## Extracted data

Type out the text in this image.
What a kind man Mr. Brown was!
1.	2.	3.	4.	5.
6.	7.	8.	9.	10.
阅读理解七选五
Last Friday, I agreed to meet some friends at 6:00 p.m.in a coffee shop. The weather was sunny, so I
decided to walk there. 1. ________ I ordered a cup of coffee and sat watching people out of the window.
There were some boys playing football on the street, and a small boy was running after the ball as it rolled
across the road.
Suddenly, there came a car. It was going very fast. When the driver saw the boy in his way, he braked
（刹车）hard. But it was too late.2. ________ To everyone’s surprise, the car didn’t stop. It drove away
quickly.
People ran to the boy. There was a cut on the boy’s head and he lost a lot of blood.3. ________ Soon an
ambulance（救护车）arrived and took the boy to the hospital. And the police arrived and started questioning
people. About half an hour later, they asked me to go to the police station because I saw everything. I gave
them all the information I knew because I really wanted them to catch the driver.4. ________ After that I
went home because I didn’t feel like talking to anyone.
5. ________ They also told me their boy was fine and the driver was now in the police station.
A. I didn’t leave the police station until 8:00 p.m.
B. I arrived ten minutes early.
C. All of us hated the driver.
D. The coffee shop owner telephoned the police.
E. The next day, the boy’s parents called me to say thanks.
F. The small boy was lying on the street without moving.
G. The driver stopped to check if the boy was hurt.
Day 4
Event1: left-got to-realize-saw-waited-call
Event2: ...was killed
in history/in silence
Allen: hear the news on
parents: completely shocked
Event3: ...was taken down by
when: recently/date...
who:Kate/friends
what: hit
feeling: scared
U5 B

## Exercise objective
Repeat every line of the records above exactly.

## Output of the task
Type out the text in this image.
What a kind man Mr. Brown was!
1.	2.	3.	4.	5.
6.	7.	8.	9.	10.
阅读理解七选五
Last Friday, I agreed to meet some friends at 6:00 p.m.in a coffee shop. The weather was sunny, so I
decided to walk there. 1. ________ I ordered a cup of coffee and sat watching people out of the window.
There were some boys playing football on the street, and a small boy was running after the ball as it rolled
across the road.
Suddenly, there came a car. It was going very fast. When the driver saw the boy in his way, he braked
（刹车）hard. But it was too late.2. ________ To everyone’s surprise, the car didn’t stop. It drove away
quickly.
People ran to the boy. There was a cut on the boy’s head and he lost a lot of blood.3. ________ Soon an
ambulance（救护车）arrived and took the boy to the hospital. And the police arrived and started questioning
people. About half an hour later, they asked me to go to the police station because I saw everything. I gave
them all the information I knew because I really wanted them to catch the driver.4. ________ After that I
went home because I didn’t feel like talking to anyone.
5. ________ They also told me their boy was fine and the driver was now in the police station.
A. I didn’t leave the police station until 8:00 p.m.
B. I arrived ten minutes early.
C. All of us hated the driver.
D. The coffee shop owner telephoned the police.
E. The next day, the boy’s parents called me to say thanks.
F. The small boy was lying on the street without moving.
G. The driver stopped to check if the boy was hurt.
Day 4
Event1: left-got to-realize-saw-waited-call
Event2: ...was killed
in history/in silence
Allen: hear the news on
parents: completely shocked
Event3: ...was taken down by
when: recently/date...
who:Kate/friends
what: hit
feeling: scared
U5 B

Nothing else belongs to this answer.